_Given task_
Extract all lines in the data that contain the word "author".

_Listing_
- - - -
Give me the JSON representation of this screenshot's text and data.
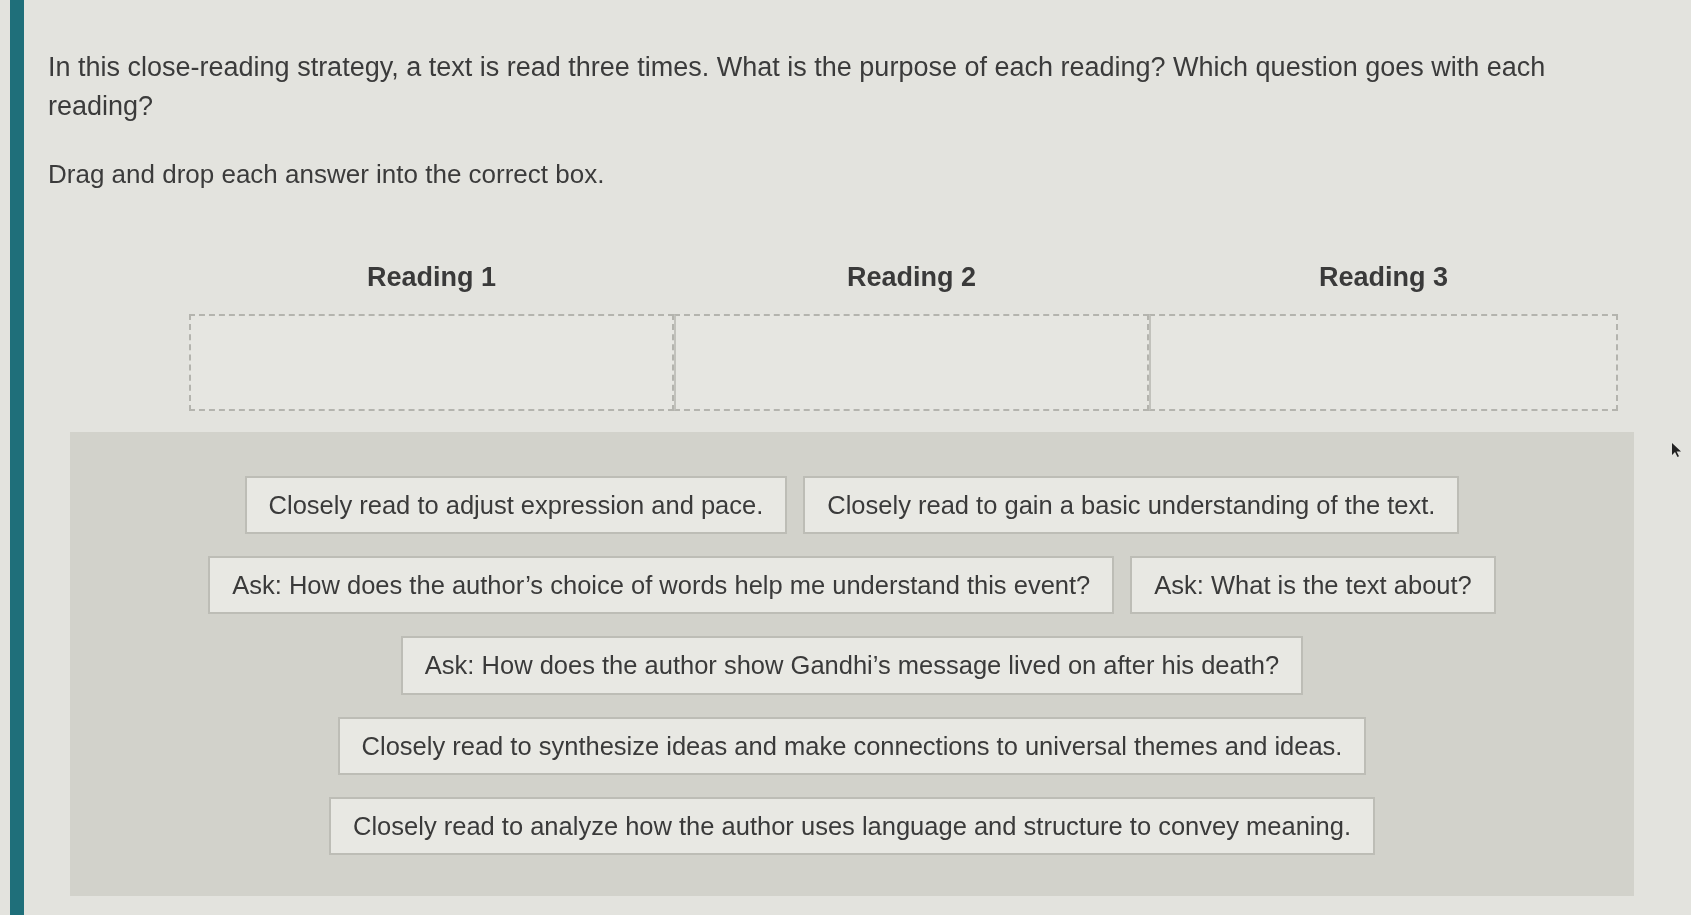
{
  "question": {
    "prompt": "In this close-reading strategy, a text is read three times. What is the purpose of each reading? Which question goes with each reading?",
    "instruction": "Drag and drop each answer into the correct box."
  },
  "drop_targets": [
    {
      "heading": "Reading 1"
    },
    {
      "heading": "Reading 2"
    },
    {
      "heading": "Reading 3"
    }
  ],
  "answer_rows": [
    {
      "tiles": [
        "Closely read to adjust expression and pace.",
        "Closely read to gain a basic understanding of the text."
      ]
    },
    {
      "tiles": [
        "Ask: How does the author’s choice of words help me understand this event?",
        "Ask: What is the text about?"
      ]
    },
    {
      "tiles": [
        "Ask: How does the author show Gandhi’s message lived on after his death?"
      ]
    },
    {
      "tiles": [
        "Closely read to synthesize ideas and make connections to universal themes and ideas."
      ]
    },
    {
      "tiles": [
        "Closely read to analyze how the author uses language and structure to convey meaning."
      ]
    }
  ]
}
- - - -
_Exercise answer_
        "Ask: How does the author’s choice of words help me understand this event?",
        "Ask: How does the author show Gandhi’s message lived on after his death?"
        "Closely read to analyze how the author uses language and structure to convey meaning."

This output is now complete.